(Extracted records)
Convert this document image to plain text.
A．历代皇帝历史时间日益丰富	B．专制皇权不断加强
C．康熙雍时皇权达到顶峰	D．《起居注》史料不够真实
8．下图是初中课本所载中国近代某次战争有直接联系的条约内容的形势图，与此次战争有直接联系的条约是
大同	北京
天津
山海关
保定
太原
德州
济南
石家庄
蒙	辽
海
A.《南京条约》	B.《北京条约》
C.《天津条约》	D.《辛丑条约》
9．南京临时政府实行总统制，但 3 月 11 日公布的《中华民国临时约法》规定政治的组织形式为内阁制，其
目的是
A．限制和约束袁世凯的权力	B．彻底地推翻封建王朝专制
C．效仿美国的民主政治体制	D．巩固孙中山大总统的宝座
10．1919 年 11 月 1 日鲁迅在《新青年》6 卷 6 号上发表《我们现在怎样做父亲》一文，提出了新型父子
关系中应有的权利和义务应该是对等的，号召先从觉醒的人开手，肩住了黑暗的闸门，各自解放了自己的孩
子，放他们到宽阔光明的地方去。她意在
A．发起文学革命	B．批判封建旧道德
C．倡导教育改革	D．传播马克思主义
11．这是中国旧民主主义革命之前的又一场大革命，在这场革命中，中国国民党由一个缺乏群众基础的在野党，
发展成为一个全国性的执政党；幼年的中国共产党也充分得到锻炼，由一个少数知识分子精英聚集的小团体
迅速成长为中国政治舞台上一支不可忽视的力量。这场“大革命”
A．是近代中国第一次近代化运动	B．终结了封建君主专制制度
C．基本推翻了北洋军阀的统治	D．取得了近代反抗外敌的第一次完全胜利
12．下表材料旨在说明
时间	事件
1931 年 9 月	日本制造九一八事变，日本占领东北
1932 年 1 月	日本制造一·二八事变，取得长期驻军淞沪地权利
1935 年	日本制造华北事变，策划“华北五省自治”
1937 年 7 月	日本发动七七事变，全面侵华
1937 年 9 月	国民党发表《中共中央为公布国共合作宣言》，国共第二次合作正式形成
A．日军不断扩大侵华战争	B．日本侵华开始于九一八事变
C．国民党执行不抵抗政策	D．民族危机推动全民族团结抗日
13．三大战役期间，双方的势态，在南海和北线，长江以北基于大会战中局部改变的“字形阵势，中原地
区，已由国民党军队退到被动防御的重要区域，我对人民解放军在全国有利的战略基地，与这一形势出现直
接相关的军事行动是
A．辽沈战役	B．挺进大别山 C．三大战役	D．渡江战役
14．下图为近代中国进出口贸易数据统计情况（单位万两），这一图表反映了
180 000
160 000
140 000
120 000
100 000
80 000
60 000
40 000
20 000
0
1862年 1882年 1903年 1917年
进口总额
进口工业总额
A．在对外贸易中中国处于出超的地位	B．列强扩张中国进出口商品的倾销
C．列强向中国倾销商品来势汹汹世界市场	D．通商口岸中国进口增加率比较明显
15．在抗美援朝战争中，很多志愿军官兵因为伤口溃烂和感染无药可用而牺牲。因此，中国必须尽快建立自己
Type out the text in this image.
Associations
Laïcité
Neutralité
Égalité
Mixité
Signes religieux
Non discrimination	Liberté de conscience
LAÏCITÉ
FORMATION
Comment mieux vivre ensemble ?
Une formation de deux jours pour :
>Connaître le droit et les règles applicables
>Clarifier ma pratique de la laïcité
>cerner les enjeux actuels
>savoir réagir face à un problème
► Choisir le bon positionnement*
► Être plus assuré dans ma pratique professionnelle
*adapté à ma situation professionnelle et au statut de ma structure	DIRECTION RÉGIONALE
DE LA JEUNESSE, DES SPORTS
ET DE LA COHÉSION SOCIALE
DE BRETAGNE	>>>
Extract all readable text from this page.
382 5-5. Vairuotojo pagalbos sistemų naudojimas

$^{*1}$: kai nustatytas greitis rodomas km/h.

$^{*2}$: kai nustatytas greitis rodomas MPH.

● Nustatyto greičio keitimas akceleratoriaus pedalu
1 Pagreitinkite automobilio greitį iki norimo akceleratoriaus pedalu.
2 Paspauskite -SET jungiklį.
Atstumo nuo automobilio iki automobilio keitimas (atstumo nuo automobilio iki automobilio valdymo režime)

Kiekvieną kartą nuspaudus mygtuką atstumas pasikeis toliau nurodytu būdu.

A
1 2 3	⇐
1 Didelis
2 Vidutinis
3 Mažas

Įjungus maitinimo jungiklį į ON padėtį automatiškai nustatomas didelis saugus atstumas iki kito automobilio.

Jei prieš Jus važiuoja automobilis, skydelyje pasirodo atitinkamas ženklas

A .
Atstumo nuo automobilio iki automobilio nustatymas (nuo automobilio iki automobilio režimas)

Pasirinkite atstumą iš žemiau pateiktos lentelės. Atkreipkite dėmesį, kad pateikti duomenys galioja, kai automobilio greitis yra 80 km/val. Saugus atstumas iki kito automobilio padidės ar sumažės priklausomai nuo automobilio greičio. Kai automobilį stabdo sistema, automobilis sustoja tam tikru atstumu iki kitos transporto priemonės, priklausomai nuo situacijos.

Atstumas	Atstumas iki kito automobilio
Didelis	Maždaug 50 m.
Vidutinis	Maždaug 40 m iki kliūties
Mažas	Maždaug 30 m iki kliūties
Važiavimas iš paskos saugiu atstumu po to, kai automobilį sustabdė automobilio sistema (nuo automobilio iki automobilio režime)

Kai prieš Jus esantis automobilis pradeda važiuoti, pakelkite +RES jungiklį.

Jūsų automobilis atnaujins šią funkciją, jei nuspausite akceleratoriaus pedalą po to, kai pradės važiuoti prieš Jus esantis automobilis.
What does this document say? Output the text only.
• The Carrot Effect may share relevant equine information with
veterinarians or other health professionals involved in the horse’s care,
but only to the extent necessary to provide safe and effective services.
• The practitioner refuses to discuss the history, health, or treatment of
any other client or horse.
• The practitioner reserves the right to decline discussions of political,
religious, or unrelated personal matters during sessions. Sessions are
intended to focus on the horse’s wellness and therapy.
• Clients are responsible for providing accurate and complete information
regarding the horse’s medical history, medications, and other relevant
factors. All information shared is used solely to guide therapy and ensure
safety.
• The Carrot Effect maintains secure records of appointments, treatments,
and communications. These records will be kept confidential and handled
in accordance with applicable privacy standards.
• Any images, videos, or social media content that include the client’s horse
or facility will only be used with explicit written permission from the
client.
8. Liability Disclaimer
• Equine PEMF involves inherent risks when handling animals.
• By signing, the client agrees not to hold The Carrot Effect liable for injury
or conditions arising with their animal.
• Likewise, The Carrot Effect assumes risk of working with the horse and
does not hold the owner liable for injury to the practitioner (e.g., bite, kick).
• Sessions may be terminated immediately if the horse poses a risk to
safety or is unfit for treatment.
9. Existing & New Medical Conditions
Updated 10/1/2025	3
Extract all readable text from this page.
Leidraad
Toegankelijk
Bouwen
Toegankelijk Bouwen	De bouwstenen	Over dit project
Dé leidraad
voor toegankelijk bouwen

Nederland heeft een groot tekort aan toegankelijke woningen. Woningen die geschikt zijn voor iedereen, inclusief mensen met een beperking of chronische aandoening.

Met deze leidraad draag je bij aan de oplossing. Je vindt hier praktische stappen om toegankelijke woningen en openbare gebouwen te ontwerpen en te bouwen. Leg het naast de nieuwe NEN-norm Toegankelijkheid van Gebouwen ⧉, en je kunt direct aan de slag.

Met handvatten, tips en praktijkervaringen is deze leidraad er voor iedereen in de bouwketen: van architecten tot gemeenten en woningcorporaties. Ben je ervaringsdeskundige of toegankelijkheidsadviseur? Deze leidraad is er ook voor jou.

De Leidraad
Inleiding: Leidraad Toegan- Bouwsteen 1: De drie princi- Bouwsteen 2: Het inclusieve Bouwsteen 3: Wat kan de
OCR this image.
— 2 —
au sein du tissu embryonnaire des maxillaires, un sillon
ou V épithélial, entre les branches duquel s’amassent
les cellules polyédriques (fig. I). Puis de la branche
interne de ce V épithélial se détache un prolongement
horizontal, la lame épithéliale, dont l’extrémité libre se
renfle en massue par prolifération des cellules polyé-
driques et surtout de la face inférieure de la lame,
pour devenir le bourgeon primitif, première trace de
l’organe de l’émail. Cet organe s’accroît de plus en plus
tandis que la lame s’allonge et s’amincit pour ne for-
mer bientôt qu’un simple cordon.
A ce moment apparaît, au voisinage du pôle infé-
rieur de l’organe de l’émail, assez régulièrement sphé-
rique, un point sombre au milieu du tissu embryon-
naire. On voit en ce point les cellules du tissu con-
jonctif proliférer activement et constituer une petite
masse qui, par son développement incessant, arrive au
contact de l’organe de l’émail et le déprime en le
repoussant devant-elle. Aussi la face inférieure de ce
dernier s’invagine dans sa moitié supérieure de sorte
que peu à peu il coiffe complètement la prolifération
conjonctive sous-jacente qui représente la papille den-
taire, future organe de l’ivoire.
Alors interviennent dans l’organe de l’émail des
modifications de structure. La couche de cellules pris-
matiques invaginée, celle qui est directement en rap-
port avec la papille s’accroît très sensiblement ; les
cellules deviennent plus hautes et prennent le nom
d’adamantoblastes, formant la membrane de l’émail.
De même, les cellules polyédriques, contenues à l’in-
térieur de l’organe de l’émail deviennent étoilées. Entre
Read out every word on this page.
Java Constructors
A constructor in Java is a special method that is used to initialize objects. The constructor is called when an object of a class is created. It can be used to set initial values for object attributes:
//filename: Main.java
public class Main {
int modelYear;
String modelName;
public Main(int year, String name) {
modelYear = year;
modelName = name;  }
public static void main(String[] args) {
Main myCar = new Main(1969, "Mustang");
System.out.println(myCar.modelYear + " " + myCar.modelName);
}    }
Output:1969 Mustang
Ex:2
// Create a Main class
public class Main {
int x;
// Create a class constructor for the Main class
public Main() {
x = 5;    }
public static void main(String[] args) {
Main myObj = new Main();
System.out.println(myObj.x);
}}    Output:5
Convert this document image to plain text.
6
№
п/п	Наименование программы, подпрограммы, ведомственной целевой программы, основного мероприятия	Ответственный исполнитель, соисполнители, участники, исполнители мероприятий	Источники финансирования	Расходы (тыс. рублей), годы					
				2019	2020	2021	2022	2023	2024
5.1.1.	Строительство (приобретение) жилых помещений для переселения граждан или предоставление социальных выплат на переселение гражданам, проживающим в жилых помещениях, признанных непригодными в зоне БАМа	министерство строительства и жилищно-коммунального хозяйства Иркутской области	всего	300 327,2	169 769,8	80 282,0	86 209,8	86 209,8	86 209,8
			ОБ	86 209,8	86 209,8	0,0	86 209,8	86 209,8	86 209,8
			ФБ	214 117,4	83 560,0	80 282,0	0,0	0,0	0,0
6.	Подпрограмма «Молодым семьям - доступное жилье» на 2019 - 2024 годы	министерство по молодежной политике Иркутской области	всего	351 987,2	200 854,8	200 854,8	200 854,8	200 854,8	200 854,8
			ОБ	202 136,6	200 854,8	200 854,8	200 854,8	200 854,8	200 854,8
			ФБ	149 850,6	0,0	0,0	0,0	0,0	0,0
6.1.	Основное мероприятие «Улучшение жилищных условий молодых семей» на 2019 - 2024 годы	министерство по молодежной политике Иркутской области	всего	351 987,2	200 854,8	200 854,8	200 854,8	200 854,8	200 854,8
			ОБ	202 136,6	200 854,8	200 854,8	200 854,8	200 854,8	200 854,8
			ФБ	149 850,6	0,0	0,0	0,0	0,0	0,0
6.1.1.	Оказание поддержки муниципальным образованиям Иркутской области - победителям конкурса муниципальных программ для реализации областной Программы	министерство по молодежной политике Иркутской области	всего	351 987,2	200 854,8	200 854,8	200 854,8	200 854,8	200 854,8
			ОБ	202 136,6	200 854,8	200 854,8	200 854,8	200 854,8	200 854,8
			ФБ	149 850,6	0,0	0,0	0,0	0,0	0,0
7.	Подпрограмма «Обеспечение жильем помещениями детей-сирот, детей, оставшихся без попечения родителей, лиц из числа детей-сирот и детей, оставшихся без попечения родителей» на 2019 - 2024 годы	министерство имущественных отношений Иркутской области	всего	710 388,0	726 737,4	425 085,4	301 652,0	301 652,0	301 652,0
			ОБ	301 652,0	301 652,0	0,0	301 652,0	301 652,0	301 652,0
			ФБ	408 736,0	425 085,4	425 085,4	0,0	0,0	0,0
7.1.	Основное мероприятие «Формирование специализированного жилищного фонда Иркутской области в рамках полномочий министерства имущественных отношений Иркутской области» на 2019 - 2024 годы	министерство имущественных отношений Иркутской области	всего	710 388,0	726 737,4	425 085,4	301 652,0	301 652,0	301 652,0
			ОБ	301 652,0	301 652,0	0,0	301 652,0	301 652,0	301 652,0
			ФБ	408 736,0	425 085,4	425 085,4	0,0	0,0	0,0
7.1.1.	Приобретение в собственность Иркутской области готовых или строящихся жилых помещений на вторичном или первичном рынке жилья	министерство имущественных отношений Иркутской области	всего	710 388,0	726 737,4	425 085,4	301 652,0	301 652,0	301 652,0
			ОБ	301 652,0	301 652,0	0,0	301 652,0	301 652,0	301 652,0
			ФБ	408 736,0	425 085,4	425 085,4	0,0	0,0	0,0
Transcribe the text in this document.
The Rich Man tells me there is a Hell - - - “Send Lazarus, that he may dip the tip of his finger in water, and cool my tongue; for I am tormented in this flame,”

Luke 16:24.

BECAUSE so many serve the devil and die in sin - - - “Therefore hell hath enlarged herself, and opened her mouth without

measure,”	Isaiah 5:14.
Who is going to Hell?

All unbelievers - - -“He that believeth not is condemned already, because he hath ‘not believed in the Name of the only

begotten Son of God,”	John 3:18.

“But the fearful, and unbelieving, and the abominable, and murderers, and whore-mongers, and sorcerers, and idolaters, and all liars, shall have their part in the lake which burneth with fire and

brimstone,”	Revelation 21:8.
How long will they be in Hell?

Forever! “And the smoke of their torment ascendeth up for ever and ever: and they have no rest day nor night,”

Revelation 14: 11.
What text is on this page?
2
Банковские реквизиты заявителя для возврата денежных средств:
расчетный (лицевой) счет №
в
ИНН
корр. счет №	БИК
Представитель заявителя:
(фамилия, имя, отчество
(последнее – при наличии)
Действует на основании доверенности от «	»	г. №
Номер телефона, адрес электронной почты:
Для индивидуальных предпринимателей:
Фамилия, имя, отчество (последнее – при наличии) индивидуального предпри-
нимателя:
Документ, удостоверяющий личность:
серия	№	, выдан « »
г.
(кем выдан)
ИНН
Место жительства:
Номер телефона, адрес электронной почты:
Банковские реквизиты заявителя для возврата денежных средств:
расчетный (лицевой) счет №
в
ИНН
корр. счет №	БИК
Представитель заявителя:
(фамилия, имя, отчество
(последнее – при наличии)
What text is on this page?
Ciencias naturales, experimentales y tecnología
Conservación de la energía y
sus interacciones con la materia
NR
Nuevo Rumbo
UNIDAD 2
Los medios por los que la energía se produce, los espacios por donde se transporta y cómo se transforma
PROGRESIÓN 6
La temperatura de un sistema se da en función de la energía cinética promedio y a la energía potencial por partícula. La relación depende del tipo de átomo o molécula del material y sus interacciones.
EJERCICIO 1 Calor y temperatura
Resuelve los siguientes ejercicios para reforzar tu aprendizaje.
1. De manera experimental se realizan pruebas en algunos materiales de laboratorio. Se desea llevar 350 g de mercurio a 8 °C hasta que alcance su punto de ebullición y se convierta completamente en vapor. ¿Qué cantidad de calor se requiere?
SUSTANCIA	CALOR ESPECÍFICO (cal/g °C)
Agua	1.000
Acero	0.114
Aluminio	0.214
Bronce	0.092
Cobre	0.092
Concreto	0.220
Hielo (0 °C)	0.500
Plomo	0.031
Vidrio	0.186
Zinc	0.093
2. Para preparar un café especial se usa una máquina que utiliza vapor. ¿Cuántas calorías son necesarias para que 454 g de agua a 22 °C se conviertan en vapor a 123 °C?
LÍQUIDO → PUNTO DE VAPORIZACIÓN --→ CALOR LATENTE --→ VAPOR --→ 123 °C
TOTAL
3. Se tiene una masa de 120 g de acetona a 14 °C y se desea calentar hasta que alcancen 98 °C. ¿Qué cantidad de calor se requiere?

* **WORK TO DO**
Each line in the listing above that contains "keitimas" should be copied.

* **CORRECT OUTPUT**
● Nustatyto greičio keitimas akceleratoriaus pedalu
Atstumo nuo automobilio iki automobilio keitimas (atstumo nuo automobilio iki automobilio valdymo režime)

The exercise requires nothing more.